Problems:
**A)** In the debugging notes, which flag in src/cleanup.c must be edited, and to what value?
**B)** Write out the debugging notes from "You can concretely" to "linux-vdso.so.1 (0x00007ffc457b0000)" word for word.

Source extract:
16/03/2022 22:55:17 deleted 43 tile_row polling images.

This backtrace took me a total of 10 minutes to grab (as I can reproduce this instantly), and if you think you're experiencing the same problem I would encourage you that the legwork is very simple and may greatly aid in debugging:

  1. you'll be able to confirm you have exactly the same problem (I even suspect an identifier of this problem is that backtraces will consistently be 99% identical to the one above) and
  2. you may be able to help out testing Ideas™ to further nail this down - I myself crashed into this on a borrowed machine, so while I'll certainly try and join in the fun :) anyone else experiencing this will be able to make a real difference by chiming in with feedback.

I guess the zeroth step is to ensure you can build stuff - make, autoconf, gcc, git etc. If anyone gets stuck here I might be able to help.

Next, grab libX11:

$ git clone https://gitlab.freedesktop.org/xorg/lib/libx11
$ cd libx11
$ ./autogen.sh
$ ./configure CFLAGS='-g -O0'
$ make # -j4 etc

Now grab x11vnc:

$ git clone https://github.com/LibVNC/x11vnc
$ cd x11vnc

Edit src/cleanup.c and modify (currently line 67) crash_debug = 0 to 1. This flag is hardcoded in the source and cannot be reached by any commandline options.

Build it:

$ ./autogen.sh
$ ./configure CFLAGS='-g -O0' --x-libraries=../libx11/.libs --x-includes=../libx11/include
$ make # -j4 etc

I added the X library/include path arguments for completeness, I'm not sure if they're actually doing anything (lol). For Reasons™ I don't care to figure out/reason about the linker will still (understandably) prioritize the system libX11, so just

LD_PRELOAD=../libx11/src/.libs/libX11.so.6 ./src/x11vnc

to get the linker's attention without needing to sudo make install the newly built libX11 all over the system. Thankfully it's that simple in this case :D

You can concretely verify you picked up the locally-built library correctly:

$ LD_PRELOAD=../libx11/src/.libs/libX11.so.6 ldd ./src/x11vnc | head
        linux-vdso.so.1 (0x00007ffc457b0000)

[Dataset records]
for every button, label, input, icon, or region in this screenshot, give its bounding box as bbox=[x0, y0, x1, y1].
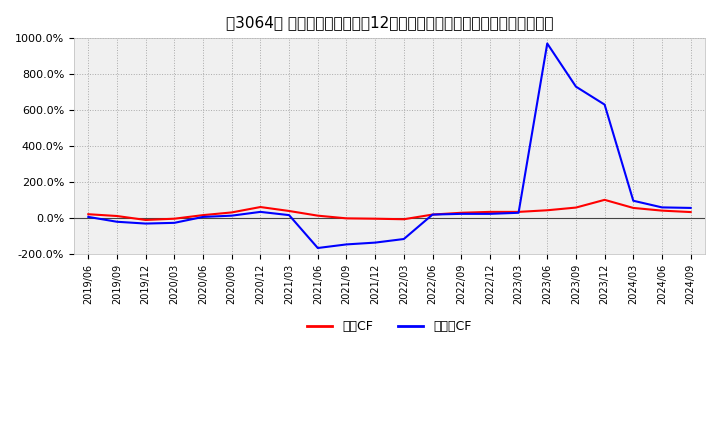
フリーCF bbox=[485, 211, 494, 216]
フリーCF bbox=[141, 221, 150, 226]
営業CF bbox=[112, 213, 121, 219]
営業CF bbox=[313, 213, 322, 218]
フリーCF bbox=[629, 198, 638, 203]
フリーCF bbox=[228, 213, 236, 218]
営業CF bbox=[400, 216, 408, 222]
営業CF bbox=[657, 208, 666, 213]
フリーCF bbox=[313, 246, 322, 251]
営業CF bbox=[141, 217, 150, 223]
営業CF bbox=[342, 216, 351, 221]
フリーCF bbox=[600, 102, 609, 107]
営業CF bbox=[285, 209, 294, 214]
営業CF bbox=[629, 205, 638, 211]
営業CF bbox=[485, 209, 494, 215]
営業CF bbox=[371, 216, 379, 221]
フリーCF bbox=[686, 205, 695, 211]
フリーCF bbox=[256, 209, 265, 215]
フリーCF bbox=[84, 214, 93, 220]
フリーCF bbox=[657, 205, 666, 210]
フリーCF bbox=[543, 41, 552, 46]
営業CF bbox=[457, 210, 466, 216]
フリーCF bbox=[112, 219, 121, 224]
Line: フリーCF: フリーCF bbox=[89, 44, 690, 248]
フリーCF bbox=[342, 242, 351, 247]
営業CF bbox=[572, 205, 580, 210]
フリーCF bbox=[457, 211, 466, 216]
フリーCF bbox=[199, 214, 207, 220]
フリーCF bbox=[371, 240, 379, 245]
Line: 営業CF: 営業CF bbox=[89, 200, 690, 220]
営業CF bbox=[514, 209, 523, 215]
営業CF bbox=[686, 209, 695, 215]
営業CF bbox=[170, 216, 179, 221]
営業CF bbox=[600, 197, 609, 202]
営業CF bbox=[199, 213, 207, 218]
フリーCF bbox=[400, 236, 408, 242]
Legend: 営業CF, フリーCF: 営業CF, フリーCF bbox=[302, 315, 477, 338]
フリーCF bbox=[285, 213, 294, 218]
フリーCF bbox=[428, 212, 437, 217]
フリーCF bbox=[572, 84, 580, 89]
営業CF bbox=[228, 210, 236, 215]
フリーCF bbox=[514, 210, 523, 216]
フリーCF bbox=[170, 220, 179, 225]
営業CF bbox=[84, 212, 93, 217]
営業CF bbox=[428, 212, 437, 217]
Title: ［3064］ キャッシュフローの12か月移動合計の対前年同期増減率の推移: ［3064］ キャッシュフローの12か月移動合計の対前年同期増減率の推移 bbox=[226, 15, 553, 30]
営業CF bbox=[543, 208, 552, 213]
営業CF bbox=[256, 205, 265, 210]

* * *

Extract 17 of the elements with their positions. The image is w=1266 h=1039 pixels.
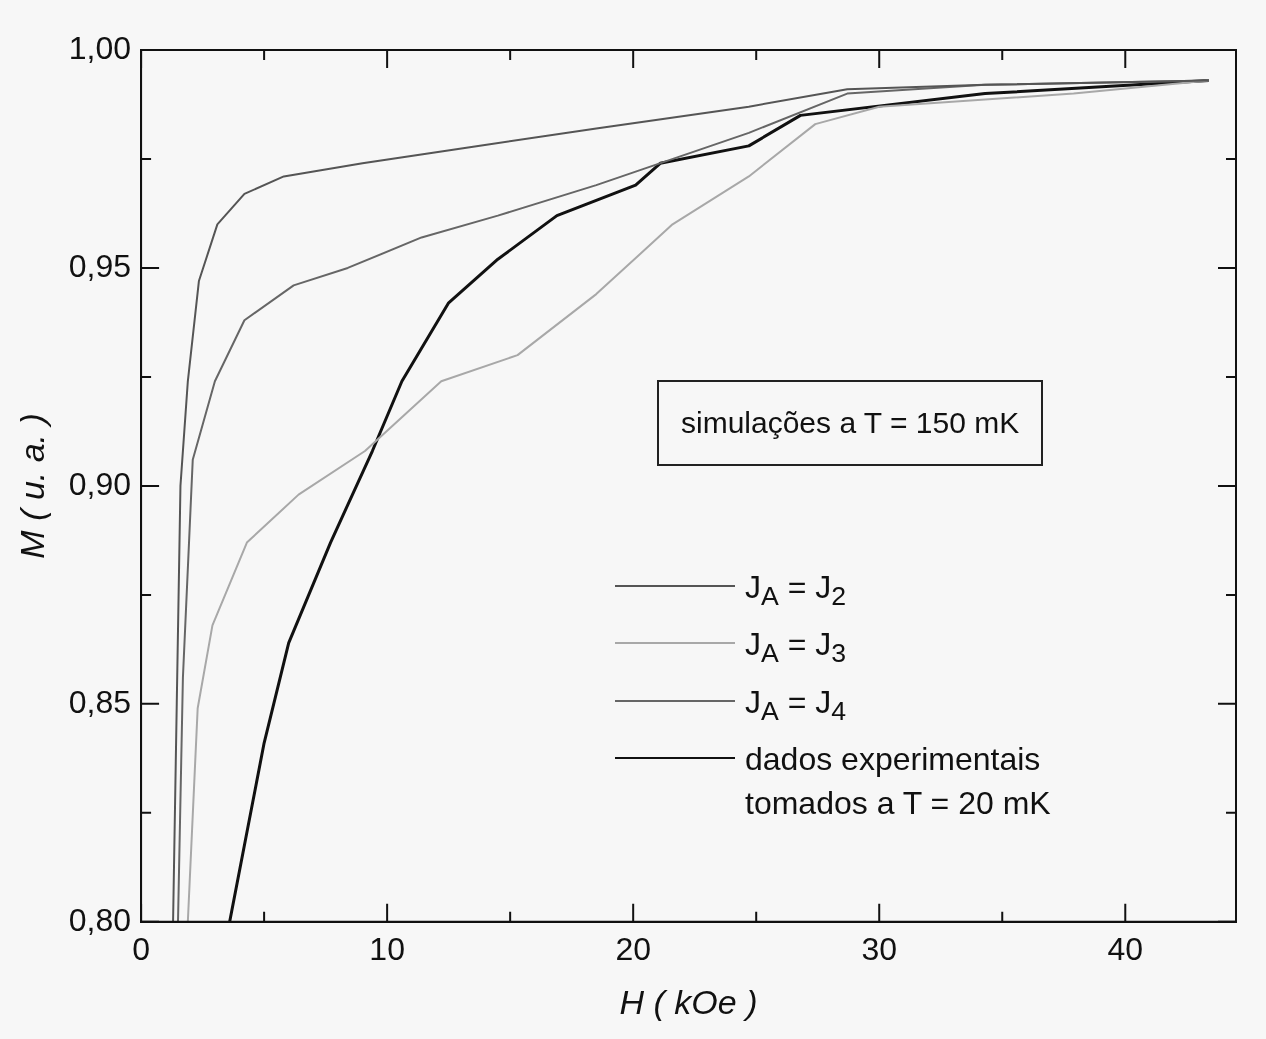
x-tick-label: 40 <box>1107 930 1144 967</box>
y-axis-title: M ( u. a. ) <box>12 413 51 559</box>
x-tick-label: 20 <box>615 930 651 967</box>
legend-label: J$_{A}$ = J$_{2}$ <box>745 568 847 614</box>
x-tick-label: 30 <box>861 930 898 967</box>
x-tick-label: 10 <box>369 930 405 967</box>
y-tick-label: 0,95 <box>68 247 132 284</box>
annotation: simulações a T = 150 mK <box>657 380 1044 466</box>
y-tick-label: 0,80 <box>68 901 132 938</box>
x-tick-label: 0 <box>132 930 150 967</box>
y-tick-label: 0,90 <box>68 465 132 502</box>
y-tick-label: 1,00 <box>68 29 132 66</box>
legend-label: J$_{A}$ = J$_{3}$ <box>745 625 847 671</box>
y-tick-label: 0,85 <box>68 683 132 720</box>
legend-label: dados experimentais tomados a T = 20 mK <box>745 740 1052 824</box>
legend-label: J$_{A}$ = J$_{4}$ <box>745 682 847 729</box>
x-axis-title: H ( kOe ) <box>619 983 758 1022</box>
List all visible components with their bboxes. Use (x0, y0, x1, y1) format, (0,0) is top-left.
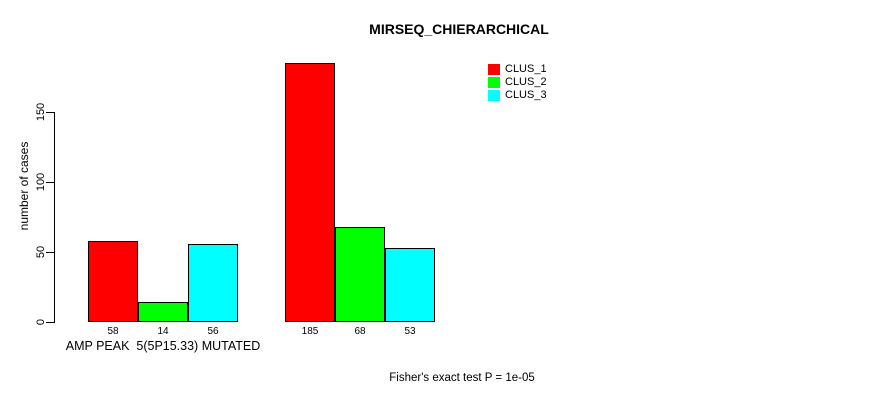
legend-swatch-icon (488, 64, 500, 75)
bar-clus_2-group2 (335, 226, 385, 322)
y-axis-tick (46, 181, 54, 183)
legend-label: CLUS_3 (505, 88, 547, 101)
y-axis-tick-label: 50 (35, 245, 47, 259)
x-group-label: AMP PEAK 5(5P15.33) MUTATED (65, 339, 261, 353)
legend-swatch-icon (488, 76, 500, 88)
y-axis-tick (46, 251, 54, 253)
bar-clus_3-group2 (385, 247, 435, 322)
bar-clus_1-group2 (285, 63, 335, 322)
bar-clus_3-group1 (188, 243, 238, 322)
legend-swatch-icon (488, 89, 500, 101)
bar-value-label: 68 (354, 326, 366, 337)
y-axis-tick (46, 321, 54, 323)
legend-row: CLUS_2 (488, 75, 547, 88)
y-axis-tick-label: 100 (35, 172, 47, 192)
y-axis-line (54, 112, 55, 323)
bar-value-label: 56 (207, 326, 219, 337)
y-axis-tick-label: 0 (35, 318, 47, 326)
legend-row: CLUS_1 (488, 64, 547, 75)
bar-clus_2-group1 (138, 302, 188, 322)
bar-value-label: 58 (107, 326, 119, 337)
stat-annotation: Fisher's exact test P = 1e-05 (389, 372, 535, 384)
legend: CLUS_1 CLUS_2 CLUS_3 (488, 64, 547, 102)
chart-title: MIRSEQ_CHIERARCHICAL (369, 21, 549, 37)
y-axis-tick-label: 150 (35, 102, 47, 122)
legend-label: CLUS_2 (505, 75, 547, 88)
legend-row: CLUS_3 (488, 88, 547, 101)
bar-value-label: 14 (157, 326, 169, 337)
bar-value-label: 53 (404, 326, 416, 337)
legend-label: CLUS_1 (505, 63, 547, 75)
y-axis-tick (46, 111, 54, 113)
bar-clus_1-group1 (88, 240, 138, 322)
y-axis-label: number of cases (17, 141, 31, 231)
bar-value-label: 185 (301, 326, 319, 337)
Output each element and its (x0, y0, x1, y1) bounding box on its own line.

==

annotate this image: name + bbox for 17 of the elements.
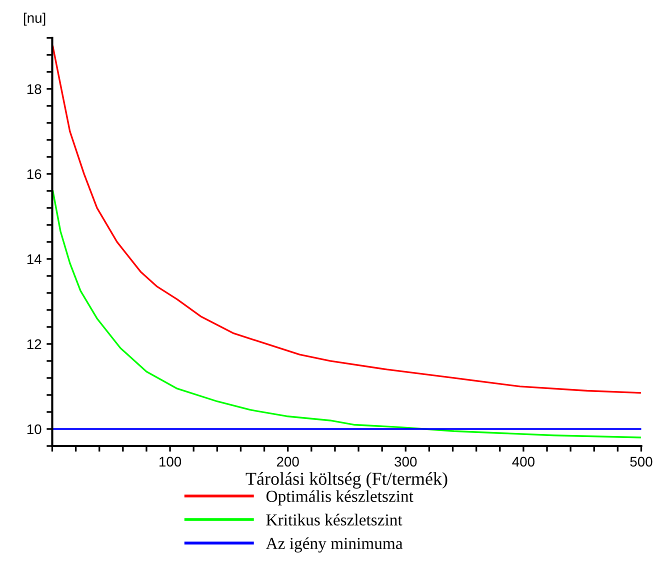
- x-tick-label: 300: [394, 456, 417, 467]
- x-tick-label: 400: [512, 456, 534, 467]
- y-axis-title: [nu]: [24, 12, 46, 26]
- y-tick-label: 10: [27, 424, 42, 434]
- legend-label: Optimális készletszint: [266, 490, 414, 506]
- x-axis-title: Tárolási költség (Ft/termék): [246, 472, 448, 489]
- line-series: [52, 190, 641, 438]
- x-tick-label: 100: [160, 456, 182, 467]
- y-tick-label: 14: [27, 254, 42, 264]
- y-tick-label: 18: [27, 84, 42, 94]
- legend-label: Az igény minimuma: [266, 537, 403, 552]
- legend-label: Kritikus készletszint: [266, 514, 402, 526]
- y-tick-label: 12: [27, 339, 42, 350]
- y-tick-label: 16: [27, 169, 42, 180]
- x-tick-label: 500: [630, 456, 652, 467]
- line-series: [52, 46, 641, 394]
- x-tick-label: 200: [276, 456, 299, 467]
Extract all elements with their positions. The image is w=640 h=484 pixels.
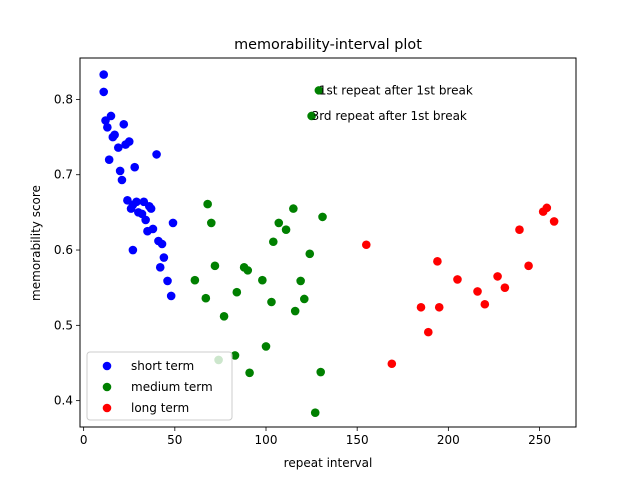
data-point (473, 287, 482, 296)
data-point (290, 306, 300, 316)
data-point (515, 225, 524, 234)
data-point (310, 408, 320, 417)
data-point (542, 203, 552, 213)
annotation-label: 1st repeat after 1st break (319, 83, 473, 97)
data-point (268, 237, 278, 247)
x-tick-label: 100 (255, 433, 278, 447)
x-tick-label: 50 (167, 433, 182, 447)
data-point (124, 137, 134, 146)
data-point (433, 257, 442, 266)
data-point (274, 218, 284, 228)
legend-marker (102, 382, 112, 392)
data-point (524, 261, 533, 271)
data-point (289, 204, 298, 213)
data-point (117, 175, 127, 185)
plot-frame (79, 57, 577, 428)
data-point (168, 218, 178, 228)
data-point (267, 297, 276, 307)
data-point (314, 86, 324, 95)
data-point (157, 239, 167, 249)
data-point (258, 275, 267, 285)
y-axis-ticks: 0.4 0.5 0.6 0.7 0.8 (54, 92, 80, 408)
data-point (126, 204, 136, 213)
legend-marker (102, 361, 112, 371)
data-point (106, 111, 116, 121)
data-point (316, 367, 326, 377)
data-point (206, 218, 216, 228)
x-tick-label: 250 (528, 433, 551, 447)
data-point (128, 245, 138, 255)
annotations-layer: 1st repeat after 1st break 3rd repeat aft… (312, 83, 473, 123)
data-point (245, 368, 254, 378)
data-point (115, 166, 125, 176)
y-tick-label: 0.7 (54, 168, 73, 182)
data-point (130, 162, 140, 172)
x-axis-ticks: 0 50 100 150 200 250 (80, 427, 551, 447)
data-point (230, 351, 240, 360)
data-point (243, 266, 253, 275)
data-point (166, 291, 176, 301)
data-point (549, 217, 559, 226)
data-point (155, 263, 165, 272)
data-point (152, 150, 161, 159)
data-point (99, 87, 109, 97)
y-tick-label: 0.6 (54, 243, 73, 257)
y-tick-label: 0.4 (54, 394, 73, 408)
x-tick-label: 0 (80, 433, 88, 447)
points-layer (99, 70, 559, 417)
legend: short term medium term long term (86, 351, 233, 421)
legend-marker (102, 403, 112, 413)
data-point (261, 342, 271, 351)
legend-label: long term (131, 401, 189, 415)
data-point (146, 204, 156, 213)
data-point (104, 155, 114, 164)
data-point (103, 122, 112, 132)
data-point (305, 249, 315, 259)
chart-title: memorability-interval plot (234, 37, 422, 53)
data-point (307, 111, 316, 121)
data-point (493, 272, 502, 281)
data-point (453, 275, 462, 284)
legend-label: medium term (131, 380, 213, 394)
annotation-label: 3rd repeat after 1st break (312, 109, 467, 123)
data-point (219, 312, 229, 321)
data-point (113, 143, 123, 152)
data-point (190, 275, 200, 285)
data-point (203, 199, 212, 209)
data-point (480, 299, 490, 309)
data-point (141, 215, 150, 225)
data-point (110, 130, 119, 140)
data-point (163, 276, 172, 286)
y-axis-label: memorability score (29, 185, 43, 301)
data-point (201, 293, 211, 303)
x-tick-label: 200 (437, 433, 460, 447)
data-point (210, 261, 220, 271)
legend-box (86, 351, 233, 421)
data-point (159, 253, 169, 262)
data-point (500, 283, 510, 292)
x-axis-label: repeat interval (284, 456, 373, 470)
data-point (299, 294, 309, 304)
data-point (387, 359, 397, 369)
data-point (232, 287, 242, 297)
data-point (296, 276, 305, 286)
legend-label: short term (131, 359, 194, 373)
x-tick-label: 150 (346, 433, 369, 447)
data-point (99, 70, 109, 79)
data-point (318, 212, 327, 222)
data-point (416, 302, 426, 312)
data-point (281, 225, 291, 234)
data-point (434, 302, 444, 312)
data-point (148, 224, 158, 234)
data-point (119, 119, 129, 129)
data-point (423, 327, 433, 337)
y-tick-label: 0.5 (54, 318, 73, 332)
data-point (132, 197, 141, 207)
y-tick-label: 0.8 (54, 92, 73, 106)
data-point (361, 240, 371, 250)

List of solutions:
**A)** The crash_debug flag must be changed from 0 to 1.

**B)**
You can concretely verify you picked up the locally-built library correctly:

$ LD_PRELOAD=../libx11/src/.libs/libX11.so.6 ldd ./src/x11vnc | head
        linux-vdso.so.1 (0x00007ffc457b0000)